▸ TASK DIRECTIONS
Find how many lines in the data below include the word "Обстріл", then write only that number.

(Excerpts from a figure dataset)
================================

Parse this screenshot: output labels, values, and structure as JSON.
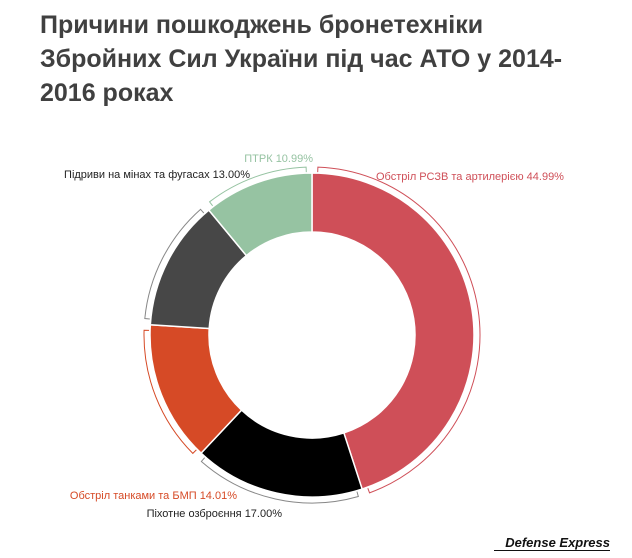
{
  "title": "Причини пошкоджень бронетехніки Збройних Сил України під час АТО у 2014-2016 роках",
  "brand": "Defense Express",
  "chart_data": {
    "type": "pie",
    "style": "donut",
    "slices": [
      {
        "label": "Обстріл РСЗВ та артилерією",
        "value": 44.99,
        "display": "44.99%",
        "color": "#cf4f58",
        "label_color": "#cf4f58"
      },
      {
        "label": "Піхотне озброєння",
        "value": 17.0,
        "display": "17.00%",
        "color": "#000000",
        "label_color": "#222222"
      },
      {
        "label": "Обстріл танками та БМП",
        "value": 14.01,
        "display": "14.01%",
        "color": "#d64a26",
        "label_color": "#d64a26"
      },
      {
        "label": "Підриви на мінах та фугасах",
        "value": 13.0,
        "display": "13.00%",
        "color": "#474747",
        "label_color": "#222222"
      },
      {
        "label": "ПТРК",
        "value": 10.99,
        "display": "10.99%",
        "color": "#96c3a2",
        "label_color": "#96c3a2"
      }
    ]
  }
}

================================

▸ ANSWER
2